**RECORDS PROVIDED**
** start **

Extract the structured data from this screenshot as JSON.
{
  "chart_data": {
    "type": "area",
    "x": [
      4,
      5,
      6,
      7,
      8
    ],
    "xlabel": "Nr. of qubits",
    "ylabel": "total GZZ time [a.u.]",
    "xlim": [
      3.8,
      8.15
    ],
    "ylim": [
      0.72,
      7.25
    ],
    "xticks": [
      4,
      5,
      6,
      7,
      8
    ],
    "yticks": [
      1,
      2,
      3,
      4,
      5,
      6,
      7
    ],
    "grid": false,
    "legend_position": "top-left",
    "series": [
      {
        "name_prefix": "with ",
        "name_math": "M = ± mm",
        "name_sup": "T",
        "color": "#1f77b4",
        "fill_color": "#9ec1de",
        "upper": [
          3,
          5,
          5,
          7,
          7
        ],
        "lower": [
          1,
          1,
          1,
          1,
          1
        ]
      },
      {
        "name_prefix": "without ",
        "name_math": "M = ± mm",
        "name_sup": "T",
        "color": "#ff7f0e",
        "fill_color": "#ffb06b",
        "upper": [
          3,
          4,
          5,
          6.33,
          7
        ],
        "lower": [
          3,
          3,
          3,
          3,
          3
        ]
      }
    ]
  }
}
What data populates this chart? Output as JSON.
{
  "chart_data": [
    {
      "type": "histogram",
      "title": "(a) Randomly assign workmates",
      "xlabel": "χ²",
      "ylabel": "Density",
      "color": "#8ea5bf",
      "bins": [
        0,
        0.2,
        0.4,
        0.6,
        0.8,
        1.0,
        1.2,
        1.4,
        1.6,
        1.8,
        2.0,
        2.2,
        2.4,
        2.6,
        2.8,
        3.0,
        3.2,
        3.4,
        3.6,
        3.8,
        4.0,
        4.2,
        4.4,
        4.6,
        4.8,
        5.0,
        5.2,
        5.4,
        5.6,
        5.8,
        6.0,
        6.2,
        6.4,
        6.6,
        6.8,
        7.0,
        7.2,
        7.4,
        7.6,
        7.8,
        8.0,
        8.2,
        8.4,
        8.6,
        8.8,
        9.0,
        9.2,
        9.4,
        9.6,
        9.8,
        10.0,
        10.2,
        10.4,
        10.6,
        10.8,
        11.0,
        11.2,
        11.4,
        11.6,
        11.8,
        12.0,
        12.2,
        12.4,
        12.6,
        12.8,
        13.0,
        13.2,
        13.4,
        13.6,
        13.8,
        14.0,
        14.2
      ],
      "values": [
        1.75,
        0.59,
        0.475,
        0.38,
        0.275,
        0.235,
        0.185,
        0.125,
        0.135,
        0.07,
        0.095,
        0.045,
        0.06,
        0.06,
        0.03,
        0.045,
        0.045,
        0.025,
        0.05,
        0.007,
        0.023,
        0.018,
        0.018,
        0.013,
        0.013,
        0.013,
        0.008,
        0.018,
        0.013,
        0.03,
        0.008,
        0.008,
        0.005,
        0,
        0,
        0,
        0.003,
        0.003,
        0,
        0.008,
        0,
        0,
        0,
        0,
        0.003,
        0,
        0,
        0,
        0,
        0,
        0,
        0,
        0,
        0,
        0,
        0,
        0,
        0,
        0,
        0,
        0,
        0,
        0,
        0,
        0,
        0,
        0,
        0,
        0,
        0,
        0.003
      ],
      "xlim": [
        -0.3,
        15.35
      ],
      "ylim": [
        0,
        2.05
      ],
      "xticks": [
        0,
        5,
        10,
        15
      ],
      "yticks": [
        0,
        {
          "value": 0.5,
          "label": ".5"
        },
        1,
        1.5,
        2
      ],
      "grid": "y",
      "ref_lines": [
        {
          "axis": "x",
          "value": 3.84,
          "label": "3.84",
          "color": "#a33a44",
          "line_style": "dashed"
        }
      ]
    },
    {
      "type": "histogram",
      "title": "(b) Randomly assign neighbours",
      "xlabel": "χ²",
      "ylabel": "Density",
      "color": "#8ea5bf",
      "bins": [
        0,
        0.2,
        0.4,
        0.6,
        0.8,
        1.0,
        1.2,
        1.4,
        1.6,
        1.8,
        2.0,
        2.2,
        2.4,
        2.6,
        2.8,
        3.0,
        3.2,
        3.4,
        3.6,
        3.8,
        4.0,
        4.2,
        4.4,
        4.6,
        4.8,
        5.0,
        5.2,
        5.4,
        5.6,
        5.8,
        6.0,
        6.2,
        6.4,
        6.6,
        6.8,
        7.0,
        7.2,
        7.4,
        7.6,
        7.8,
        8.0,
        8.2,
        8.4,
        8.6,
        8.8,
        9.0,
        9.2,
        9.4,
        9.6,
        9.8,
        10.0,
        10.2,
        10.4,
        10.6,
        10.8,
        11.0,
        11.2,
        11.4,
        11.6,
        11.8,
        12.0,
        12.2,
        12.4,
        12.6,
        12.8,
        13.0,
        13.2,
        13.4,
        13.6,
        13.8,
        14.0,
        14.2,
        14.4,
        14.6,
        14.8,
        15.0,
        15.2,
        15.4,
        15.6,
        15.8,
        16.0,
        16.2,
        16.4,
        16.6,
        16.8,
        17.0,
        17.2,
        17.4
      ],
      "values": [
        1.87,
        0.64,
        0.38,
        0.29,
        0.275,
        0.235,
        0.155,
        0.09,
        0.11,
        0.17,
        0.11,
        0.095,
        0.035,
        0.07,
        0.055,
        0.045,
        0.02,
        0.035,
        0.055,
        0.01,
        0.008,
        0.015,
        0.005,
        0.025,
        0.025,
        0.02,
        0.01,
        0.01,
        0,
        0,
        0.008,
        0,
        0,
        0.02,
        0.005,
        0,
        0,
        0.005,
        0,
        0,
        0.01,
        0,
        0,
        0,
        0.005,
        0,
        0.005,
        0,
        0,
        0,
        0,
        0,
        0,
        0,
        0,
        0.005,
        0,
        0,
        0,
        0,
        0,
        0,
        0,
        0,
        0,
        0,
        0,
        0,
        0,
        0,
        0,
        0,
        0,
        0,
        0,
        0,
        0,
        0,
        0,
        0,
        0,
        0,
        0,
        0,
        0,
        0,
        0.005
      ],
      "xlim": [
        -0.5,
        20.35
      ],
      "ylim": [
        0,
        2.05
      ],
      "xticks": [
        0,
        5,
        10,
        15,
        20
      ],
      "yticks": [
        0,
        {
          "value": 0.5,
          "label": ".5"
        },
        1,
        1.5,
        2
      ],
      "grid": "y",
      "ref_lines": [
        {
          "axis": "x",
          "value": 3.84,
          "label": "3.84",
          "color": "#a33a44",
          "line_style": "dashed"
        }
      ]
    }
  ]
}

** end **

**WRITTEN PROBLEM**
Every line above should be written out again exactly as it stands.

**THE REPLY**
Extract the structured data from this screenshot as JSON.
{
  "chart_data": {
    "type": "area",
    "x": [
      4,
      5,
      6,
      7,
      8
    ],
    "xlabel": "Nr. of qubits",
    "ylabel": "total GZZ time [a.u.]",
    "xlim": [
      3.8,
      8.15
    ],
    "ylim": [
      0.72,
      7.25
    ],
    "xticks": [
      4,
      5,
      6,
      7,
      8
    ],
    "yticks": [
      1,
      2,
      3,
      4,
      5,
      6,
      7
    ],
    "grid": false,
    "legend_position": "top-left",
    "series": [
      {
        "name_prefix": "with ",
        "name_math": "M = ± mm",
        "name_sup": "T",
        "color": "#1f77b4",
        "fill_color": "#9ec1de",
        "upper": [
          3,
          5,
          5,
          7,
          7
        ],
        "lower": [
          1,
          1,
          1,
          1,
          1
        ]
      },
      {
        "name_prefix": "without ",
        "name_math": "M = ± mm",
        "name_sup": "T",
        "color": "#ff7f0e",
        "fill_color": "#ffb06b",
        "upper": [
          3,
          4,
          5,
          6.33,
          7
        ],
        "lower": [
          3,
          3,
          3,
          3,
          3
        ]
      }
    ]
  }
}
What data populates this chart? Output as JSON.
{
  "chart_data": [
    {
      "type": "histogram",
      "title": "(a) Randomly assign workmates",
      "xlabel": "χ²",
      "ylabel": "Density",
      "color": "#8ea5bf",
      "bins": [
        0,
        0.2,
        0.4,
        0.6,
        0.8,
        1.0,
        1.2,
        1.4,
        1.6,
        1.8,
        2.0,
        2.2,
        2.4,
        2.6,
        2.8,
        3.0,
        3.2,
        3.4,
        3.6,
        3.8,
        4.0,
        4.2,
        4.4,
        4.6,
        4.8,
        5.0,
        5.2,
        5.4,
        5.6,
        5.8,
        6.0,
        6.2,
        6.4,
        6.6,
        6.8,
        7.0,
        7.2,
        7.4,
        7.6,
        7.8,
        8.0,
        8.2,
        8.4,
        8.6,
        8.8,
        9.0,
        9.2,
        9.4,
        9.6,
        9.8,
        10.0,
        10.2,
        10.4,
        10.6,
        10.8,
        11.0,
        11.2,
        11.4,
        11.6,
        11.8,
        12.0,
        12.2,
        12.4,
        12.6,
        12.8,
        13.0,
        13.2,
        13.4,
        13.6,
        13.8,
        14.0,
        14.2
      ],
      "values": [
        1.75,
        0.59,
        0.475,
        0.38,
        0.275,
        0.235,
        0.185,
        0.125,
        0.135,
        0.07,
        0.095,
        0.045,
        0.06,
        0.06,
        0.03,
        0.045,
        0.045,
        0.025,
        0.05,
        0.007,
        0.023,
        0.018,
        0.018,
        0.013,
        0.013,
        0.013,
        0.008,
        0.018,
        0.013,
        0.03,
        0.008,
        0.008,
        0.005,
        0,
        0,
        0,
        0.003,
        0.003,
        0,
        0.008,
        0,
        0,
        0,
        0,
        0.003,
        0,
        0,
        0,
        0,
        0,
        0,
        0,
        0,
        0,
        0,
        0,
        0,
        0,
        0,
        0,
        0,
        0,
        0,
        0,
        0,
        0,
        0,
        0,
        0,
        0,
        0.003
      ],
      "xlim": [
        -0.3,
        15.35
      ],
      "ylim": [
        0,
        2.05
      ],
      "xticks": [
        0,
        5,
        10,
        15
      ],
      "yticks": [
        0,
        {
          "value": 0.5,
          "label": ".5"
        },
        1,
        1.5,
        2
      ],
      "grid": "y",
      "ref_lines": [
        {
          "axis": "x",
          "value": 3.84,
          "label": "3.84",
          "color": "#a33a44",
          "line_style": "dashed"
        }
      ]
    },
    {
      "type": "histogram",
      "title": "(b) Randomly assign neighbours",
      "xlabel": "χ²",
      "ylabel": "Density",
      "color": "#8ea5bf",
      "bins": [
        0,
        0.2,
        0.4,
        0.6,
        0.8,
        1.0,
        1.2,
        1.4,
        1.6,
        1.8,
        2.0,
        2.2,
        2.4,
        2.6,
        2.8,
        3.0,
        3.2,
        3.4,
        3.6,
        3.8,
        4.0,
        4.2,
        4.4,
        4.6,
        4.8,
        5.0,
        5.2,
        5.4,
        5.6,
        5.8,
        6.0,
        6.2,
        6.4,
        6.6,
        6.8,
        7.0,
        7.2,
        7.4,
        7.6,
        7.8,
        8.0,
        8.2,
        8.4,
        8.6,
        8.8,
        9.0,
        9.2,
        9.4,
        9.6,
        9.8,
        10.0,
        10.2,
        10.4,
        10.6,
        10.8,
        11.0,
        11.2,
        11.4,
        11.6,
        11.8,
        12.0,
        12.2,
        12.4,
        12.6,
        12.8,
        13.0,
        13.2,
        13.4,
        13.6,
        13.8,
        14.0,
        14.2,
        14.4,
        14.6,
        14.8,
        15.0,
        15.2,
        15.4,
        15.6,
        15.8,
        16.0,
        16.2,
        16.4,
        16.6,
        16.8,
        17.0,
        17.2,
        17.4
      ],
      "values": [
        1.87,
        0.64,
        0.38,
        0.29,
        0.275,
        0.235,
        0.155,
        0.09,
        0.11,
        0.17,
        0.11,
        0.095,
        0.035,
        0.07,
        0.055,
        0.045,
        0.02,
        0.035,
        0.055,
        0.01,
        0.008,
        0.015,
        0.005,
        0.025,
        0.025,
        0.02,
        0.01,
        0.01,
        0,
        0,
        0.008,
        0,
        0,
        0.02,
        0.005,
        0,
        0,
        0.005,
        0,
        0,
        0.01,
        0,
        0,
        0,
        0.005,
        0,
        0.005,
        0,
        0,
        0,
        0,
        0,
        0,
        0,
        0,
        0.005,
        0,
        0,
        0,
        0,
        0,
        0,
        0,
        0,
        0,
        0,
        0,
        0,
        0,
        0,
        0,
        0,
        0,
        0,
        0,
        0,
        0,
        0,
        0,
        0,
        0,
        0,
        0,
        0,
        0,
        0,
        0.005
      ],
      "xlim": [
        -0.5,
        20.35
      ],
      "ylim": [
        0,
        2.05
      ],
      "xticks": [
        0,
        5,
        10,
        15,
        20
      ],
      "yticks": [
        0,
        {
          "value": 0.5,
          "label": ".5"
        },
        1,
        1.5,
        2
      ],
      "grid": "y",
      "ref_lines": [
        {
          "axis": "x",
          "value": 3.84,
          "label": "3.84",
          "color": "#a33a44",
          "line_style": "dashed"
        }
      ]
    }
  ]
}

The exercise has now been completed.